◆ **TEXT PROVIDED**
Presidential campaigns provide an inviting atmosphere for activism. The campaign context is viewed by scholars of both civil society and social movements as presenting a special opportunity for voluntary organizations. There is research in the social movements literature that addresses elections as political opportunities, such as the work done by Blee and Currier (2006), Earl and Schussman (2004), Goldstone (2003), Meyer (1993, 2005, 2007), Meyer and Minkoff (2004), and Van Dyke (2003). In the civil society literature, Tocqueville ([1835] 2000) viewed elections as politically mobilizing, and Habermas (1996) clings to elections as moments that heighten the level of influence civil society has in the public sphere. Elections create opportunities for groups that are explicitly organized around political issues, as well as for organizations for whom political interests are secondary, and even those that normally focus their efforts elsewhere (e.g., the Apollo Theater stagehands union). Presidential campaigns are compelling to these groups because of their unique clustering of attributes: breadth, significance, liminality, geographic dispersion, periodicity, and publicity.3
Breadth refers to the multiplicity of issues that are open for debate during presidential campaigns. As an ever-increasing number of issues once understood as private (e.g., sexual behavior or domestic violence) have been thrust into the public sphere, presidential campaigns have become venues for open discussion of virtually all matters of common concern. It is difficult to imagine another arena in which immigration, environmental issues, the death penalty, public education, same-sex marriage, health care, trade agreements, tax policy, and stem cell research are all deemed relevant. This abundance of potentially salient issues renders the campaign context pertinent for an overwhelming number of voluntary associations. Some mobilize because candidates raise an issue central to their organization, while others attempt to force politicians to address an issue that is not on the agenda.
With respect to significance, presidential elections are consequential; the winner will be imbued with arguably more power than the victor in any other election in the world. The outcome will have local, national, and global effects. Thus, pro-choice and pro-life groups may be more active during a presidential campaign than a local campaign, because of the president’s control over Supreme Court nominations. The weight of these elections serves to increase the perceived importance of participation and heightens the incentive for association involvement.
The uncertain outcome of a presidential election confers campaigns with a liminality that presents a political opportunity.4 By empowering a new set of leaders or re-sanctioning the incumbents, elections present political apertures during which activists can attempt to assert influence through a variety of mechanisms, including, but not limited to, offering candidate endorsements, making campaign contributions, protesting, publicizing candidate records or proclivities that please or displease them, and working to shape party platforms. In some instances liminality may prove mobilizing because it produces a sense of anxiety (as opposed to efficacy), leading groups to seek control of the outcome.5 Either way, this vulnerability, this political openness, prompts engagement.
Presidential campaigns are also geographically dispersed, moving politics outside Washington. Nominating conventions and televised debates take place beyond the Beltway, and candidates make countless stops across the country to give stump speeches, patronize neighborhood eateries, visit classrooms, and make themselves available to civic organizations. Hart (2000) argues that the campaign process brings candidates in closer contact with the public than they are likely to experience again once they enter the White House. The presence of candidates in local communities is an attractive opportunity for organizations hoping to have their political concerns addressed.

◆ **TASK 1**
Please retype the passage on presidential campaigns and activism, starting with "With respect to" and going on through "for association involvement.".
◆ **TASK 2**
In the passage on presidential campaigns, which attribute refers to the multiplicity of issues open for debate during those campaigns?
◆ **TASK 3**
Write the next part of the passage on presidential campaigns and activism, picking up after its final sentence.

◆ **GIVEN INFORMATION**
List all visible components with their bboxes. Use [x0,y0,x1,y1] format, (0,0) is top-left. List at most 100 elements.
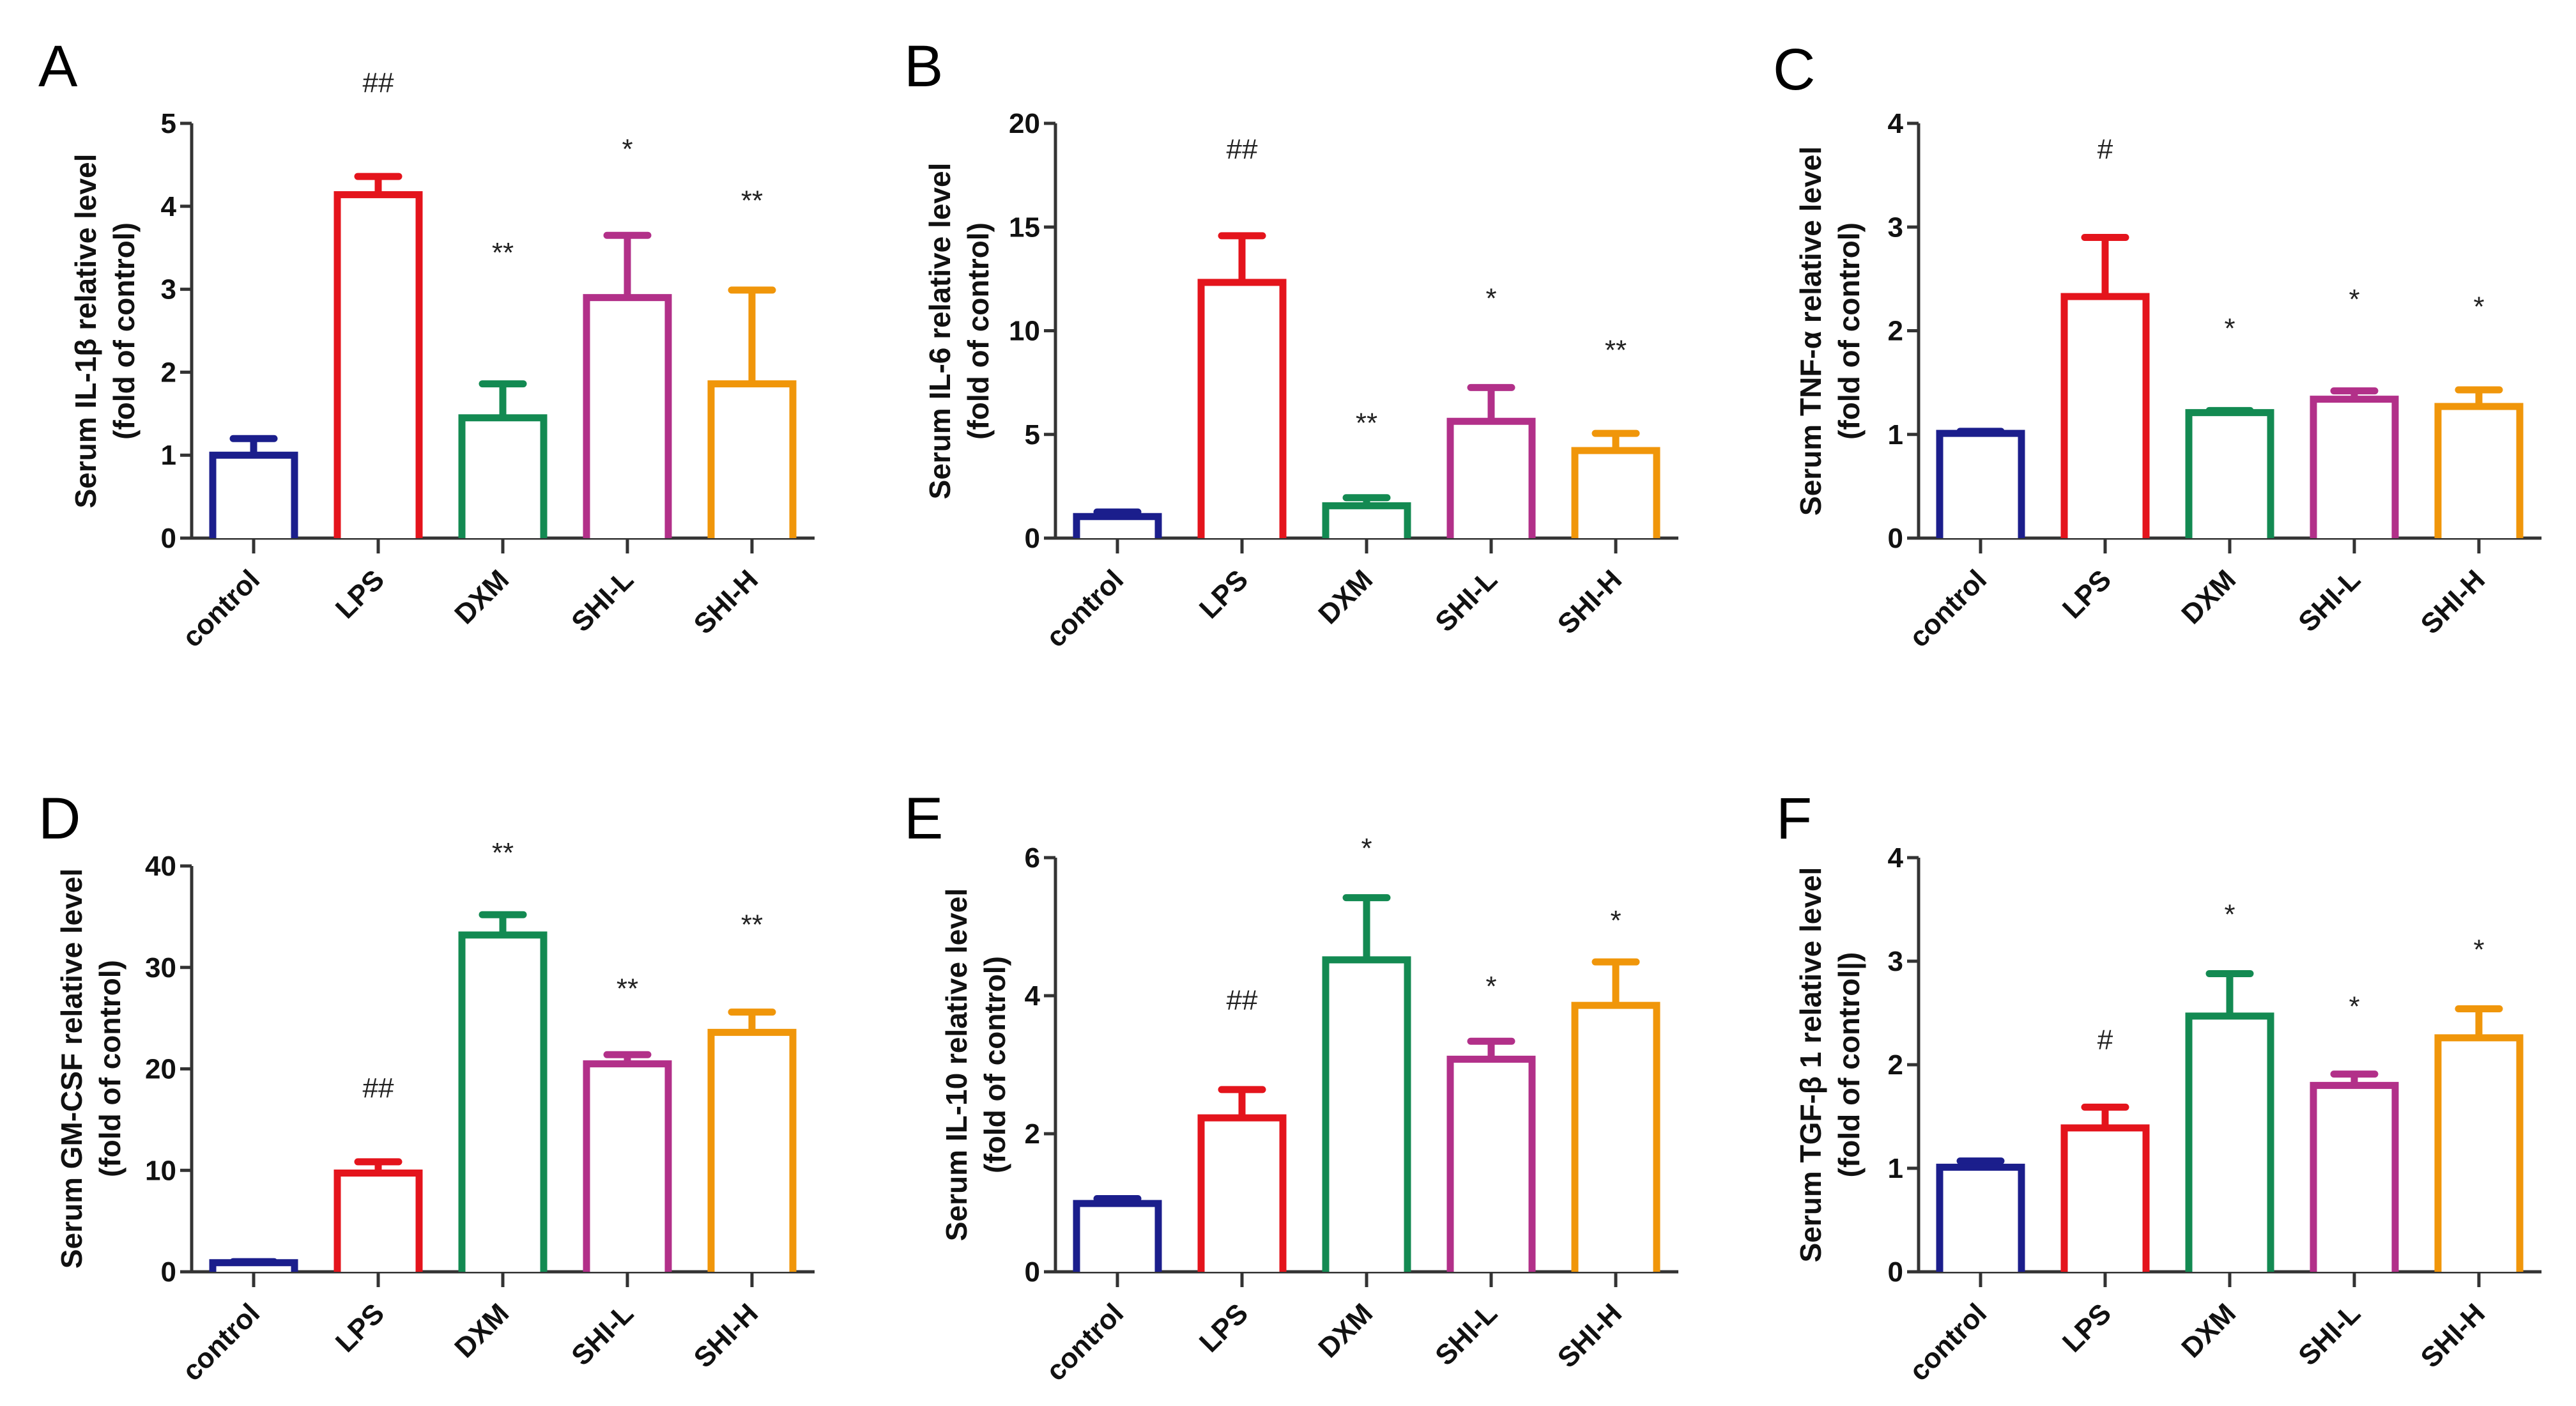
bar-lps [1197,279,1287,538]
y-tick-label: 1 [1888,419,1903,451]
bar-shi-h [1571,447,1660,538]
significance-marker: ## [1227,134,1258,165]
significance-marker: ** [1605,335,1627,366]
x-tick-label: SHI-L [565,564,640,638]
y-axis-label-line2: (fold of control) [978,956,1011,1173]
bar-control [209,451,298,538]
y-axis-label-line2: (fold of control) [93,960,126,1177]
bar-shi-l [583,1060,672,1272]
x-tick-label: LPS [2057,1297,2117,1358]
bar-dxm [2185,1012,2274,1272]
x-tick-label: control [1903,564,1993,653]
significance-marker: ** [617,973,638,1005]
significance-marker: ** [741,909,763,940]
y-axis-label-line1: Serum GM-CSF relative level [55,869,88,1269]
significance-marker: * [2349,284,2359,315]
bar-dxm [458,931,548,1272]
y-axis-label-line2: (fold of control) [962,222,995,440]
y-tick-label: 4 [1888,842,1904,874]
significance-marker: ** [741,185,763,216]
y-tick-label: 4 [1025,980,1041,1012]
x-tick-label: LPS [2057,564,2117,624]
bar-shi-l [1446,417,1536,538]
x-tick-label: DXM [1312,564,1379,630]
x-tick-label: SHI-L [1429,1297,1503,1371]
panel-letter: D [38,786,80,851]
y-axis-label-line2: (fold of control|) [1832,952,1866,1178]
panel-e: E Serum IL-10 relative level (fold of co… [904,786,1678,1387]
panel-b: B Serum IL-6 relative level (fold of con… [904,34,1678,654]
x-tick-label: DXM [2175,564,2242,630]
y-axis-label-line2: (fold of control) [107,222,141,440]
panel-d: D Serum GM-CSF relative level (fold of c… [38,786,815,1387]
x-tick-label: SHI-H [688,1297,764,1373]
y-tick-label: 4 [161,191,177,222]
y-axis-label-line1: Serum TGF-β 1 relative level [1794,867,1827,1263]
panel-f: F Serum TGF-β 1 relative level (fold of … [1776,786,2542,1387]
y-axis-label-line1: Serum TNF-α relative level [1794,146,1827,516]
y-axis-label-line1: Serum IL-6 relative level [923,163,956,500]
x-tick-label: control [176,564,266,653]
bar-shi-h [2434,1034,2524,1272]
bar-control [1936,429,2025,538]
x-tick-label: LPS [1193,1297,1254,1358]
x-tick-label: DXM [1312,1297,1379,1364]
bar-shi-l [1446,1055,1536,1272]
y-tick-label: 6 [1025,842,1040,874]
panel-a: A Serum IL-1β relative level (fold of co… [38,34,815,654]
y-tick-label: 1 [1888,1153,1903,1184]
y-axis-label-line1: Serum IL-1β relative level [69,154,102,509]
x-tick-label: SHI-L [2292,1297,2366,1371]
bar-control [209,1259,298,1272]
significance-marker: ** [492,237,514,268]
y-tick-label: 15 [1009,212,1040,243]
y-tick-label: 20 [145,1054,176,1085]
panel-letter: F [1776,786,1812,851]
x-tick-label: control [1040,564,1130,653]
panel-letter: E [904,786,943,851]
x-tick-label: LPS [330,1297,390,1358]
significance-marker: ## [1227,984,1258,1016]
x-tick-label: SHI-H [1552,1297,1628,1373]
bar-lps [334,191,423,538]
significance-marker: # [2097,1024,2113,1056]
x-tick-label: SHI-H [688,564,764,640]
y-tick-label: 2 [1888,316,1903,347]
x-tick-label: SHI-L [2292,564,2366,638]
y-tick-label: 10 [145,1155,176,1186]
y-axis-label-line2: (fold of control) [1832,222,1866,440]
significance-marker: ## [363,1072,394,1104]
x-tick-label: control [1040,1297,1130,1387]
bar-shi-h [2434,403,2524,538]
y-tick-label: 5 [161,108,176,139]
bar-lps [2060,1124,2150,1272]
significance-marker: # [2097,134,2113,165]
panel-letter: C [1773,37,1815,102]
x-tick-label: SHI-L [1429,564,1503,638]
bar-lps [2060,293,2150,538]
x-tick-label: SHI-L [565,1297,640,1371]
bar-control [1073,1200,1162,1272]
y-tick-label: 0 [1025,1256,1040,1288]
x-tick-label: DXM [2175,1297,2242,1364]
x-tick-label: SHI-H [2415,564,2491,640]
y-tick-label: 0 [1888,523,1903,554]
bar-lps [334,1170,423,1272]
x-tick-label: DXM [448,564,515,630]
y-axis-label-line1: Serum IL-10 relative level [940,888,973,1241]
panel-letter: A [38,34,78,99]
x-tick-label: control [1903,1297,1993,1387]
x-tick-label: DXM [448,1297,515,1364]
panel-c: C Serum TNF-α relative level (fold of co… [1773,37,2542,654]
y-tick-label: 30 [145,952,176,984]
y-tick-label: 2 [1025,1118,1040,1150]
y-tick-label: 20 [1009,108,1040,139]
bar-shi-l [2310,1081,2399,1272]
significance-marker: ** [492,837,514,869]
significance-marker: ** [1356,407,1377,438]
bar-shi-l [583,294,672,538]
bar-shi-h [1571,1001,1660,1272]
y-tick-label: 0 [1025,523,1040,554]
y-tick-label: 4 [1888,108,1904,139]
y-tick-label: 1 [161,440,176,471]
* * *
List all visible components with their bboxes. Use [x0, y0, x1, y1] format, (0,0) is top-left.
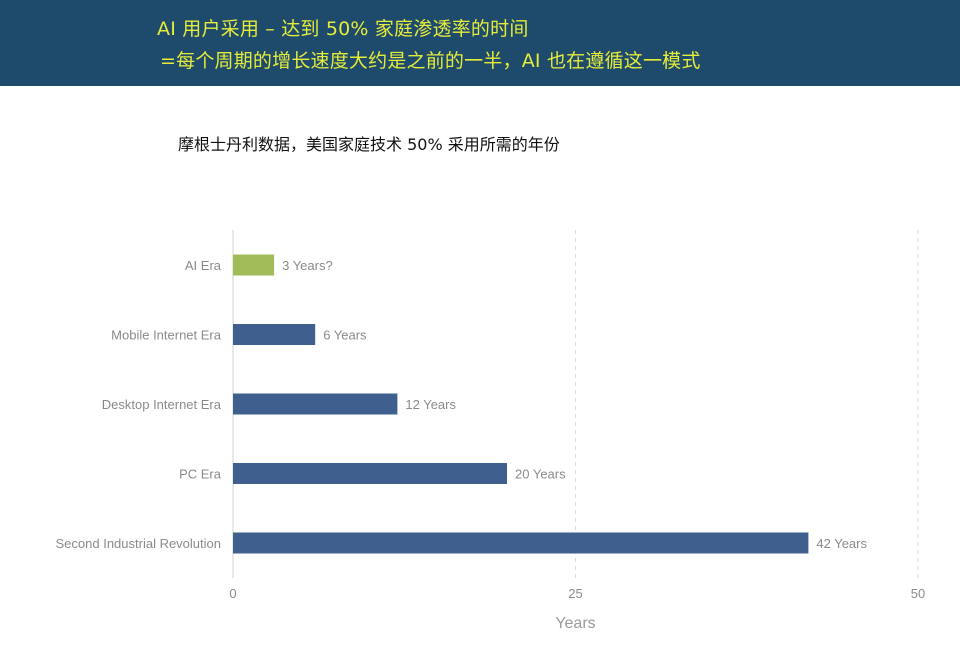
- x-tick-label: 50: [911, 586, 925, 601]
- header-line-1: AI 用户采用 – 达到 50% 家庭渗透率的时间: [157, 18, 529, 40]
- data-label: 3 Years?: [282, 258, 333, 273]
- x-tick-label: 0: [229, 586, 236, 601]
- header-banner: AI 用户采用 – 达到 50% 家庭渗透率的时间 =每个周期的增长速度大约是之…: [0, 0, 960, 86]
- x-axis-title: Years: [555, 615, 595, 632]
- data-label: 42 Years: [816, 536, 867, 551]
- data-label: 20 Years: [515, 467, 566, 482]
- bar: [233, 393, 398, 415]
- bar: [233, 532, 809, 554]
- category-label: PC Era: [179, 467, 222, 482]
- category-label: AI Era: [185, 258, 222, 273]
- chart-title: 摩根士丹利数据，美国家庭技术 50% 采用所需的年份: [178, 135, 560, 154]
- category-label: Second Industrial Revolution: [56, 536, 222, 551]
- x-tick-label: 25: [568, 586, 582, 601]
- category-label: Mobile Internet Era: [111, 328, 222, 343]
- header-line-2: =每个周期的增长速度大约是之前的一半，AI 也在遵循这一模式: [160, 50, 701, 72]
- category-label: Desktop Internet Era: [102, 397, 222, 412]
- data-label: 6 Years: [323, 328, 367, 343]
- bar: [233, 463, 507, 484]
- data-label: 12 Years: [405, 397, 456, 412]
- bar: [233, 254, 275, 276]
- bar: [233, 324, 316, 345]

◆ **WRITTEN ANSWER 1**
With respect to significance, presidential elections are consequential; the winner will be imbued with arguably more power than the victor in any other election in the world. The outcome will have local, national, and global effects. Thus, pro-choice and pro-life groups may be more active during a presidential campaign than a local campaign, because of the president’s control over Supreme Court nominations. The weight of these elections serves to increase the perceived importance of participation and heightens the incentive for association involvement.

◆ **WRITTEN ANSWER 2**
Breadth

◆ **WRITTEN ANSWER 3**
Presidential campaigns are also periodic. That is, they happen every four years. This regularity enables associations to anticipate and prepare interventions in a way that other major national events with the aforementioned characteristics do not. Natural and man-made disasters (e.g., Three Mile Island or Hurricane Katrina) and other crises (e.g., 9/11) bring politicians out of Washington, present moments of great uncertainty, and render many issues salient, but they occur without warning. The predictable lead time offered by presidential campaign events (e.g., conventions, debates, inaugurations) gives activists ample opportunity to mobilize, choose tactics, and make necessary preparations, such as securing permits, renting equipment, soliciting donations, and publicizing their efforts.
Finally, presidential campaigns bring with them publicity. The national press pool that follows each candidate, and the throng of local news personnel that joins them at each stop, create myriad perceived opportunities for associations to garner publicity. In addition to responding to journalists’ questions and distributing unsolicited press releases, activists can stage events designed to capture the attention of the news media. Dayan and Katz (1992) explain that the prospect of sending a message to a national or international audience makes media events vulnerable to “hijacking” by outsiders in search of publicity.6 The belief that they will be able to attract coverage is compelling to activists who hope such attention will help them reach candidates, voters, and political parties as well as potential new members, contributors, and supporters.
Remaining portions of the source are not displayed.